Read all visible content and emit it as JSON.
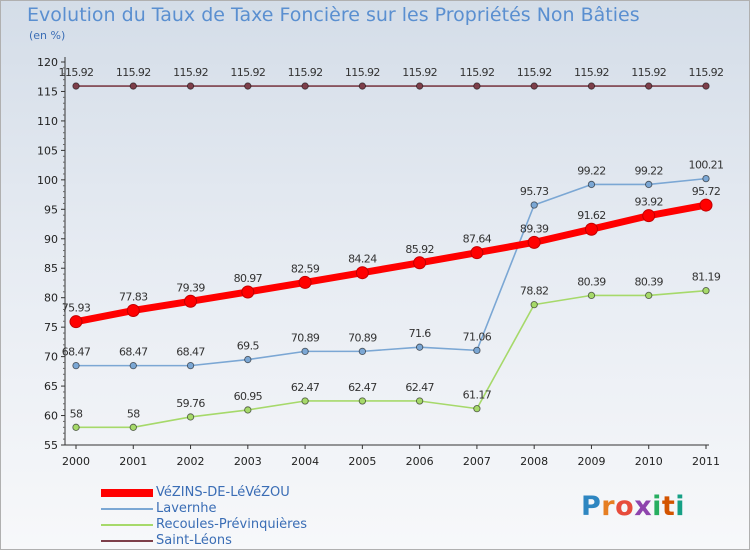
{
  "title": "Evolution du Taux de Taxe Foncière sur les Propriétés Non Bâties",
  "unit_label": "(en %)",
  "brand": {
    "letters": [
      "P",
      "r",
      "o",
      "x",
      "i",
      "t",
      "i"
    ],
    "colors": [
      "#2e86c1",
      "#e67e22",
      "#e74c3c",
      "#8e44ad",
      "#27ae60",
      "#d35400",
      "#16a085"
    ]
  },
  "chart_data": {
    "type": "line",
    "x": [
      "2000",
      "2001",
      "2002",
      "2003",
      "2004",
      "2005",
      "2006",
      "2007",
      "2008",
      "2009",
      "2010",
      "2011"
    ],
    "ylim": [
      55,
      120
    ],
    "yticks": [
      55,
      60,
      65,
      70,
      75,
      80,
      85,
      90,
      95,
      100,
      105,
      110,
      115,
      120
    ],
    "grid": false,
    "legend_position": "bottom-left",
    "series": [
      {
        "name": "VéZINS-DE-LéVéZOU",
        "color": "#ff0000",
        "values": [
          75.93,
          77.83,
          79.39,
          80.97,
          82.59,
          84.24,
          85.92,
          87.64,
          89.39,
          91.62,
          93.92,
          95.72
        ],
        "labels": [
          "75.93",
          "77.83",
          "79.39",
          "80.97",
          "82.59",
          "84.24",
          "85.92",
          "87.64",
          "89.39",
          "91.62",
          "93.92",
          "95.72"
        ]
      },
      {
        "name": "Lavernhe",
        "color": "#7ba7d4",
        "values": [
          68.47,
          68.47,
          68.47,
          69.5,
          70.89,
          70.89,
          71.6,
          71.06,
          95.73,
          99.22,
          99.22,
          100.21
        ],
        "labels": [
          "68.47",
          "68.47",
          "68.47",
          "69.5",
          "70.89",
          "70.89",
          "71.6",
          "71.06",
          "95.73",
          "99.22",
          "99.22",
          "100.21"
        ]
      },
      {
        "name": "Recoules-Prévinquières",
        "color": "#a6d96a",
        "values": [
          58,
          58,
          59.76,
          60.95,
          62.47,
          62.47,
          62.47,
          61.17,
          78.82,
          80.39,
          80.39,
          81.19
        ],
        "labels": [
          "58",
          "58",
          "59.76",
          "60.95",
          "62.47",
          "62.47",
          "62.47",
          "61.17",
          "78.82",
          "80.39",
          "80.39",
          "81.19"
        ]
      },
      {
        "name": "Saint-Léons",
        "color": "#7d3f4a",
        "values": [
          115.92,
          115.92,
          115.92,
          115.92,
          115.92,
          115.92,
          115.92,
          115.92,
          115.92,
          115.92,
          115.92,
          115.92
        ],
        "labels": [
          "115.92",
          "115.92",
          "115.92",
          "115.92",
          "115.92",
          "115.92",
          "115.92",
          "115.92",
          "115.92",
          "115.92",
          "115.92",
          "115.92"
        ]
      }
    ]
  }
}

# [Exercise objective]
Collect every line with the string "name" from the records, and copy each.

# [Exercise result]
        "name": "VéZINS-DE-LéVéZOU",
        "name": "Lavernhe",
        "name": "Recoules-Prévinquières",
        "name": "Saint-Léons",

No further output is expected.